== Job ==
Using the material below, copy every line where "program" appears.

Dataset entries
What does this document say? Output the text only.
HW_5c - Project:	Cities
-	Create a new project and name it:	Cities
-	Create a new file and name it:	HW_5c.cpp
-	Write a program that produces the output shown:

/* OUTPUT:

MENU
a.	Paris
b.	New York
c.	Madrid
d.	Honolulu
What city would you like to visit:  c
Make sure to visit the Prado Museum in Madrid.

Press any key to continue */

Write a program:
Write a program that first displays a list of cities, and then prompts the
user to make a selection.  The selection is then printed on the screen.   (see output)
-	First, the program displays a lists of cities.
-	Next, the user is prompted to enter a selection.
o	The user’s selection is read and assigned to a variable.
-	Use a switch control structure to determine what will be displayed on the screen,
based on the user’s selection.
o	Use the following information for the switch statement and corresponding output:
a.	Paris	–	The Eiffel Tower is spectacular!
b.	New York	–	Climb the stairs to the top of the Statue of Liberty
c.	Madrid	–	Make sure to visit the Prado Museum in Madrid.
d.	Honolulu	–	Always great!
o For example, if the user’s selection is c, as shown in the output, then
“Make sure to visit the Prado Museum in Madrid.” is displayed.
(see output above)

---

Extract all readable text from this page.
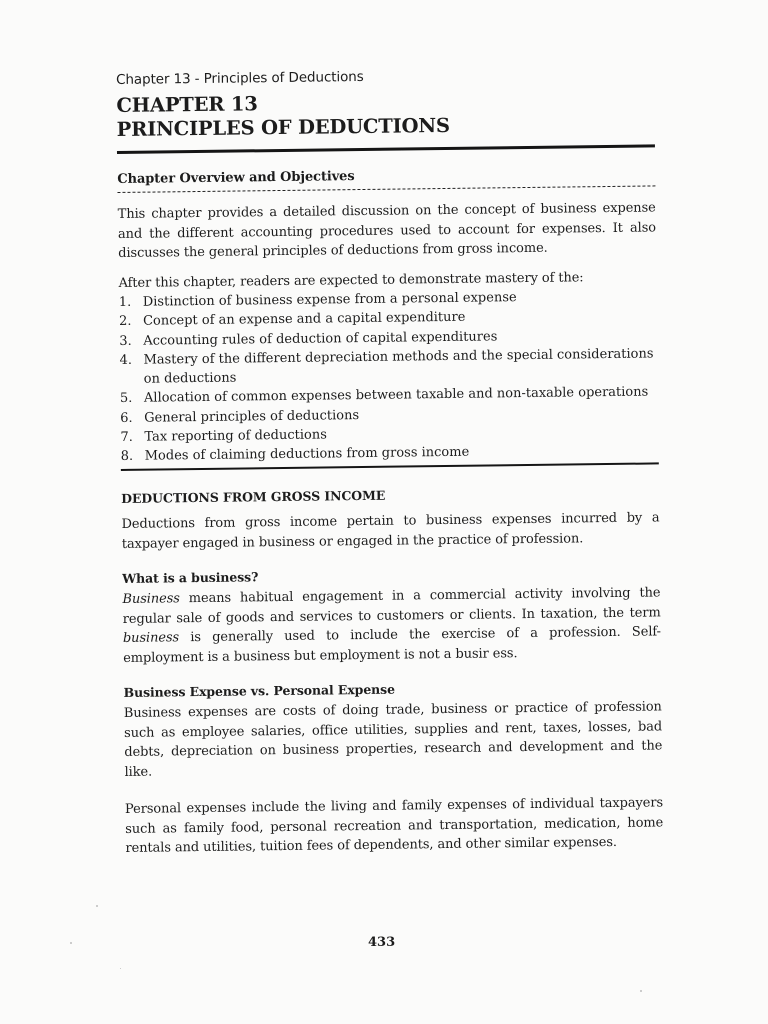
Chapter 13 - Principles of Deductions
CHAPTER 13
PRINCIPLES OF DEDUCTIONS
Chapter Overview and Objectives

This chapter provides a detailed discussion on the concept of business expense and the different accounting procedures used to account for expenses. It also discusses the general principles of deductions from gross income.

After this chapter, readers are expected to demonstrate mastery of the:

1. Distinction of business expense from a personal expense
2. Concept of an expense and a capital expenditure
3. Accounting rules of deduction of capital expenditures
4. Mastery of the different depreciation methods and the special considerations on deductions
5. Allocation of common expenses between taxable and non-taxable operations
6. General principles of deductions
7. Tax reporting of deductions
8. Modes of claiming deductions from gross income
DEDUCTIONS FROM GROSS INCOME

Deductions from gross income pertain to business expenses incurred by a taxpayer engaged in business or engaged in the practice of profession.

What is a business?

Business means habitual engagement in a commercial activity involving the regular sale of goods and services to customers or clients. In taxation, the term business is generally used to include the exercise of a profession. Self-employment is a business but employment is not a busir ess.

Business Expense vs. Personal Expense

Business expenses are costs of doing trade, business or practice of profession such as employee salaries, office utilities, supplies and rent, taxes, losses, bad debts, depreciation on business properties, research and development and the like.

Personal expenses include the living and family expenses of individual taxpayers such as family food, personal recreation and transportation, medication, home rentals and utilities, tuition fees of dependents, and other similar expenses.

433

== Response to this task ==
-	Write a program that produces the output shown:
Write a program:
Write a program that first displays a list of cities, and then prompts the
-	First, the program displays a lists of cities.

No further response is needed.